(Figure contents as structured data)
* Begin *

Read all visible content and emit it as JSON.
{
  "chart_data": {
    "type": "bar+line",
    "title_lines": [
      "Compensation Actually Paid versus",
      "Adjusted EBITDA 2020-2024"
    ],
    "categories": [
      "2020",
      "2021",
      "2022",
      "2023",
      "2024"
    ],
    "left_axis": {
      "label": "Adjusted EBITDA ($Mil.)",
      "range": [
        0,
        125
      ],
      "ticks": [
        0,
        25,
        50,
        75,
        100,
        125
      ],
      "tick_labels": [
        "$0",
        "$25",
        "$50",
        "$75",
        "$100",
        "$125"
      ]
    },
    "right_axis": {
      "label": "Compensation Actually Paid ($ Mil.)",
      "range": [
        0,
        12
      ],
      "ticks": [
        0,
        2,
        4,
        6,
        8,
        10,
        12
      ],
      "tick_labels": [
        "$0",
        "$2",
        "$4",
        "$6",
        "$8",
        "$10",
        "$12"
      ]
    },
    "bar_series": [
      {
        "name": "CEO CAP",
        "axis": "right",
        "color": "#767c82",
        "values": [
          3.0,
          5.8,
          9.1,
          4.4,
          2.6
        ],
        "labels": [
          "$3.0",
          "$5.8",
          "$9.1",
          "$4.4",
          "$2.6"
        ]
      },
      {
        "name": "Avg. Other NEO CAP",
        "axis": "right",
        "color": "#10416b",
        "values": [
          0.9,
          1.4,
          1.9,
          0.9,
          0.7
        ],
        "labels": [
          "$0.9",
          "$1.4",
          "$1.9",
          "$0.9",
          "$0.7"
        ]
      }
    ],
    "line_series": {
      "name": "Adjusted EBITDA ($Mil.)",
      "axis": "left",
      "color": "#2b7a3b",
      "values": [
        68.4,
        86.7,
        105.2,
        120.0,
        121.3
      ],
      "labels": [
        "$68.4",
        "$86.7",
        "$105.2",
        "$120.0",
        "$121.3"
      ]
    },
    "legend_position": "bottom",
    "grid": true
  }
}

* End *

Go through the records above and retype each one exactly.

Read all visible content and emit it as JSON.
{
  "chart_data": {
    "type": "bar+line",
    "title_lines": [
      "Compensation Actually Paid versus",
      "Adjusted EBITDA 2020-2024"
    ],
    "categories": [
      "2020",
      "2021",
      "2022",
      "2023",
      "2024"
    ],
    "left_axis": {
      "label": "Adjusted EBITDA ($Mil.)",
      "range": [
        0,
        125
      ],
      "ticks": [
        0,
        25,
        50,
        75,
        100,
        125
      ],
      "tick_labels": [
        "$0",
        "$25",
        "$50",
        "$75",
        "$100",
        "$125"
      ]
    },
    "right_axis": {
      "label": "Compensation Actually Paid ($ Mil.)",
      "range": [
        0,
        12
      ],
      "ticks": [
        0,
        2,
        4,
        6,
        8,
        10,
        12
      ],
      "tick_labels": [
        "$0",
        "$2",
        "$4",
        "$6",
        "$8",
        "$10",
        "$12"
      ]
    },
    "bar_series": [
      {
        "name": "CEO CAP",
        "axis": "right",
        "color": "#767c82",
        "values": [
          3.0,
          5.8,
          9.1,
          4.4,
          2.6
        ],
        "labels": [
          "$3.0",
          "$5.8",
          "$9.1",
          "$4.4",
          "$2.6"
        ]
      },
      {
        "name": "Avg. Other NEO CAP",
        "axis": "right",
        "color": "#10416b",
        "values": [
          0.9,
          1.4,
          1.9,
          0.9,
          0.7
        ],
        "labels": [
          "$0.9",
          "$1.4",
          "$1.9",
          "$0.9",
          "$0.7"
        ]
      }
    ],
    "line_series": {
      "name": "Adjusted EBITDA ($Mil.)",
      "axis": "left",
      "color": "#2b7a3b",
      "values": [
        68.4,
        86.7,
        105.2,
        120.0,
        121.3
      ],
      "labels": [
        "$68.4",
        "$86.7",
        "$105.2",
        "$120.0",
        "$121.3"
      ]
    },
    "legend_position": "bottom",
    "grid": true
  }
}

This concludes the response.